Stored data

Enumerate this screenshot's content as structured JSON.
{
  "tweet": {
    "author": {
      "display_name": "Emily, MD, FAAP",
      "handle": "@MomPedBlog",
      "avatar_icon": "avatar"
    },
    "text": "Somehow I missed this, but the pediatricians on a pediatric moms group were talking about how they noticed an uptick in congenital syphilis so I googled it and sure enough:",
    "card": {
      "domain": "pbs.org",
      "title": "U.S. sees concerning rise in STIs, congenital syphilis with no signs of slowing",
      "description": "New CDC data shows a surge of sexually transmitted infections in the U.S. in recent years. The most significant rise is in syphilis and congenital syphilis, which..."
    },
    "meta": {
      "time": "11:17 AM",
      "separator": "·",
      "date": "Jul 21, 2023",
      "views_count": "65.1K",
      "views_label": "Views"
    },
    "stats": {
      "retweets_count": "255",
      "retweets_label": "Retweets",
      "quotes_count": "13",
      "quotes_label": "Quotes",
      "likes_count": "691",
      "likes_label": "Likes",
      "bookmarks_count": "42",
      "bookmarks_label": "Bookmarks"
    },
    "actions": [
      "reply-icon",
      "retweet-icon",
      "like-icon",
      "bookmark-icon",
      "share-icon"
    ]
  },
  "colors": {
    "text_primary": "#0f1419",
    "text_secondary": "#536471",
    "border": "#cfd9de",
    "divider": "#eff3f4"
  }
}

* * *

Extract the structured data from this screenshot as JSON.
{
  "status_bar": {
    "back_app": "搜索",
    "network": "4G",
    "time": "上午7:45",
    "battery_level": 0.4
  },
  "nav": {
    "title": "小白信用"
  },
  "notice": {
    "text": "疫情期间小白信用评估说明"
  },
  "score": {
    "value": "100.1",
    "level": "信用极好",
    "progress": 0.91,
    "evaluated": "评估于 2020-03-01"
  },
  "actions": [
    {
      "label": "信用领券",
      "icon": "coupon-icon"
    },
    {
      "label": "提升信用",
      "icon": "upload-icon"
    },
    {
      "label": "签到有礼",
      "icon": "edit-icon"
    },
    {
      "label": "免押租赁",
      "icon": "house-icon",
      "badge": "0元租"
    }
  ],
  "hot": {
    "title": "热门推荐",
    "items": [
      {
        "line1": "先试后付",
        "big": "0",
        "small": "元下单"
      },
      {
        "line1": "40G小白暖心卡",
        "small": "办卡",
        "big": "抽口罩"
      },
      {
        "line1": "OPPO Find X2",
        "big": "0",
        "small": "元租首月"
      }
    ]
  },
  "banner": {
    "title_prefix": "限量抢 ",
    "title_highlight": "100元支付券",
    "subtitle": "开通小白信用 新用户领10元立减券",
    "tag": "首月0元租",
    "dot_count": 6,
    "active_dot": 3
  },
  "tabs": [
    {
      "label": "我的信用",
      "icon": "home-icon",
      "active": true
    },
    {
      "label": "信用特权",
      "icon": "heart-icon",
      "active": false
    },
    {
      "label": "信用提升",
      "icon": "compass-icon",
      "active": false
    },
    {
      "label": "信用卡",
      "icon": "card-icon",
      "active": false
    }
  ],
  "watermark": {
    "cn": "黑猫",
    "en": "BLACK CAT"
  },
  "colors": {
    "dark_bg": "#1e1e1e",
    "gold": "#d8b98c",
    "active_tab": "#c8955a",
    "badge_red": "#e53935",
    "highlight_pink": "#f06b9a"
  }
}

WHAT IS EXPECTED: Count each line above in which the string "screenshot" appears, then state only the total.

ANSWER TO THE PROBLEM: 2